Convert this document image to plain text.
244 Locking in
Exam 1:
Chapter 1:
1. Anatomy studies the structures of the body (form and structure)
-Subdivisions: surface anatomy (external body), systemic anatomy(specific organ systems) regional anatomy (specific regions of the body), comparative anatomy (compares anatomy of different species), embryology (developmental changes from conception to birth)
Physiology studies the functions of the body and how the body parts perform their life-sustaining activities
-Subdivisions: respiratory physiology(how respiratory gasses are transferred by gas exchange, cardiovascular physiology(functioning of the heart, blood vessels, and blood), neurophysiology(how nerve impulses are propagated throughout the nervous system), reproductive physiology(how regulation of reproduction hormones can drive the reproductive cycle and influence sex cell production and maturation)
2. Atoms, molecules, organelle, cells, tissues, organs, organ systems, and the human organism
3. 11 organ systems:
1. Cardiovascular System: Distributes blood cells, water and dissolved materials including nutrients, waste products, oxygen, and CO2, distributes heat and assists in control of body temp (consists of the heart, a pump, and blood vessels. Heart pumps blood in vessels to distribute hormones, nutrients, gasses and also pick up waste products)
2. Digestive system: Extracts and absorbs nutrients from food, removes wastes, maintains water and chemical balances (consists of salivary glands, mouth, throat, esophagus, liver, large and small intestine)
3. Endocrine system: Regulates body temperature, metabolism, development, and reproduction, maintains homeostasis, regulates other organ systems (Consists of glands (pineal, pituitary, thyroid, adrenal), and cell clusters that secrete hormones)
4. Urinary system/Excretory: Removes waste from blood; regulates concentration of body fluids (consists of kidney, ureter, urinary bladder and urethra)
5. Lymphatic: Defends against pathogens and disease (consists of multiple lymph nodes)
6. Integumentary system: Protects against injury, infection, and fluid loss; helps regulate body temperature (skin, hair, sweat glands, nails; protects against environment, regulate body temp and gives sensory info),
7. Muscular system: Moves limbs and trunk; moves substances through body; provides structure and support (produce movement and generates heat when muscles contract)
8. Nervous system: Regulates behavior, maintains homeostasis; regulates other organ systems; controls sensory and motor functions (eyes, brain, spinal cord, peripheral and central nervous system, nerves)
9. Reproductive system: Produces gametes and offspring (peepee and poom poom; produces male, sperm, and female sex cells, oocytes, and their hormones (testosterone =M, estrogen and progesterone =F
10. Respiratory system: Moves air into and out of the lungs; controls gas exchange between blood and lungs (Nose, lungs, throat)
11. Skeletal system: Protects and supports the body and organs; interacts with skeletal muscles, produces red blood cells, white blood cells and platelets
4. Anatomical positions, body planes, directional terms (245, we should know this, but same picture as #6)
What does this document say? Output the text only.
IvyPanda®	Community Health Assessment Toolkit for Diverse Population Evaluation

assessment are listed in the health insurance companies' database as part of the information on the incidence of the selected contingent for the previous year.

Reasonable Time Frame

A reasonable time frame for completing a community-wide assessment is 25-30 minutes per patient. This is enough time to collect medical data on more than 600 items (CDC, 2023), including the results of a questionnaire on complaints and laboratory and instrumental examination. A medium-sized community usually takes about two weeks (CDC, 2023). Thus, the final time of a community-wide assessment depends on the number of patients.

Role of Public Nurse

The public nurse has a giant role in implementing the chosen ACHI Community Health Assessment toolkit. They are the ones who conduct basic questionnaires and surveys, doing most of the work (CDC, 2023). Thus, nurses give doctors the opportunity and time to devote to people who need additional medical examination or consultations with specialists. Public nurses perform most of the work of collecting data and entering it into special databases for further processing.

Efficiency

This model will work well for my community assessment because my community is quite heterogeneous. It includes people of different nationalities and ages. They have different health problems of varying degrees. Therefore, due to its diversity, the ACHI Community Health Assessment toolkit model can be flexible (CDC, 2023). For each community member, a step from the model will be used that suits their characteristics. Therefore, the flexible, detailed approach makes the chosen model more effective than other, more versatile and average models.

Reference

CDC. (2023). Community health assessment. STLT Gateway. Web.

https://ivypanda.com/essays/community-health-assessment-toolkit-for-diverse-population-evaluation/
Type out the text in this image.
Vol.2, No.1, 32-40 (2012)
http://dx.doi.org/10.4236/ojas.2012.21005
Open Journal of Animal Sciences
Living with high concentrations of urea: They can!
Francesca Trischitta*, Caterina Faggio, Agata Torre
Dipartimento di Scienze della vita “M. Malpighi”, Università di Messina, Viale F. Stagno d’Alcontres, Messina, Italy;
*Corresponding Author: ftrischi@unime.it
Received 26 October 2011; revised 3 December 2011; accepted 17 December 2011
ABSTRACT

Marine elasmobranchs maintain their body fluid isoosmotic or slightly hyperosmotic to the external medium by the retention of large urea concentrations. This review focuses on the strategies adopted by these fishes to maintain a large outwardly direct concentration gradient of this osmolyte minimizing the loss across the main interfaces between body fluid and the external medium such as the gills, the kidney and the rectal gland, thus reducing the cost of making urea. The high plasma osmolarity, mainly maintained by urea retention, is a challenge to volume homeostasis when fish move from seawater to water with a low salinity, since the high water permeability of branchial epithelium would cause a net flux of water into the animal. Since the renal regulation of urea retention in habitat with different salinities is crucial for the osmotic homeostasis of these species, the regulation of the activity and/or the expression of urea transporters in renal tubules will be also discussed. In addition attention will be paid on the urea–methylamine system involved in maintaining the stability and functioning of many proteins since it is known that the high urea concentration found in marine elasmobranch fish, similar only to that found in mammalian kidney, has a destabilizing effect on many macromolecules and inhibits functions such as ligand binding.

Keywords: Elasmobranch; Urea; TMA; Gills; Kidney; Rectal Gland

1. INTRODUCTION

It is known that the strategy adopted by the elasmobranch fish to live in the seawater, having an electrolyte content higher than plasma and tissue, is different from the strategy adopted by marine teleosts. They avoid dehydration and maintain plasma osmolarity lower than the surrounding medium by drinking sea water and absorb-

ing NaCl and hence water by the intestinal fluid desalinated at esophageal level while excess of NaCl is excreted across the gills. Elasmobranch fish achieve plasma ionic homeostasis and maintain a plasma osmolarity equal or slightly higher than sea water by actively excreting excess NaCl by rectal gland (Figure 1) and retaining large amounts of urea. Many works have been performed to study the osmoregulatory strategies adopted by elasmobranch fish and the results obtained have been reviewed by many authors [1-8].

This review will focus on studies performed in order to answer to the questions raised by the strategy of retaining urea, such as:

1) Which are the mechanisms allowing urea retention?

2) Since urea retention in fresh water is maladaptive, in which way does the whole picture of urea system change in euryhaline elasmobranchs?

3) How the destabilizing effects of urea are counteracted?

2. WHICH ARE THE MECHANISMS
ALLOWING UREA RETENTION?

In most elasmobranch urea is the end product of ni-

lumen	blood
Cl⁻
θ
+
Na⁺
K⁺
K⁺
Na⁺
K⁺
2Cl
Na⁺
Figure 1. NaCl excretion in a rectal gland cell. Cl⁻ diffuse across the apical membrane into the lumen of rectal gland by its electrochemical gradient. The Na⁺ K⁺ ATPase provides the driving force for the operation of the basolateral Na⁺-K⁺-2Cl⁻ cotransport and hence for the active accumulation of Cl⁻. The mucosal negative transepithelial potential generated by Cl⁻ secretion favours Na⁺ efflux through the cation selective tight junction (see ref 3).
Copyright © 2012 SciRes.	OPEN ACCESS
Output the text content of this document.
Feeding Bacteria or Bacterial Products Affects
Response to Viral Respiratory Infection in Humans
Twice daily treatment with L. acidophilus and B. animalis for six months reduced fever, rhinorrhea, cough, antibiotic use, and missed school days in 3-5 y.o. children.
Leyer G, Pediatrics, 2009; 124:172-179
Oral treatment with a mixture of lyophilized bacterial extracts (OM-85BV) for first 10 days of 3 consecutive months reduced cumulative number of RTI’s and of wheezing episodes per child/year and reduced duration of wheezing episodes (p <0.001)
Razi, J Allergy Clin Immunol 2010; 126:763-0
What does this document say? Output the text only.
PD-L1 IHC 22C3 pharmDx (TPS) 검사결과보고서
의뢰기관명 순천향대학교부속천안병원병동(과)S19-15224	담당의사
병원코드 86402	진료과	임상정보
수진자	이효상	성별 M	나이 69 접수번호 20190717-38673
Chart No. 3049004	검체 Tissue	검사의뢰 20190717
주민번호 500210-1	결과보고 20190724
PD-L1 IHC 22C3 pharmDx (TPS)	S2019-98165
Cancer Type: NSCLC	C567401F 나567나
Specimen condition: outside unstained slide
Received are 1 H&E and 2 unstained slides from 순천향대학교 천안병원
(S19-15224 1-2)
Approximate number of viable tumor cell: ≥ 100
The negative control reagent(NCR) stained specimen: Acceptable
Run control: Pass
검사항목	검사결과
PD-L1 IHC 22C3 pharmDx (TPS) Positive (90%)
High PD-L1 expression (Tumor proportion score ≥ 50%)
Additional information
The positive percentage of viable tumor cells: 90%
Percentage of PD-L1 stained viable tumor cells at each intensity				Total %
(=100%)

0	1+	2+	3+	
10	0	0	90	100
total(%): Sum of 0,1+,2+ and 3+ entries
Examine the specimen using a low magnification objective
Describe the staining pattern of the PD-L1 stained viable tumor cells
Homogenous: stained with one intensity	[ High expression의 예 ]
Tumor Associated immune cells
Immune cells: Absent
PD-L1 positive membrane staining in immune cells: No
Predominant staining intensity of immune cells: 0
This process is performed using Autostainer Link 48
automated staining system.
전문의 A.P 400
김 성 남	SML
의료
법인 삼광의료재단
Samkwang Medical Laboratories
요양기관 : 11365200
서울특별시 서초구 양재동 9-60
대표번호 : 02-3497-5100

□ □ □ □ □ □ □

■ What you need to do ■
What lines of the listing contain the word "year"? Copy them all.

■ Solution ■
assessment are listed in the health insurance companies' database as part of the information on the incidence of the selected contingent for the previous year.
Oral treatment with a mixture of lyophilized bacterial extracts (OM-85BV) for first 10 days of 3 consecutive months reduced cumulative number of RTI’s and of wheezing episodes per child/year and reduced duration of wheezing episodes (p <0.001)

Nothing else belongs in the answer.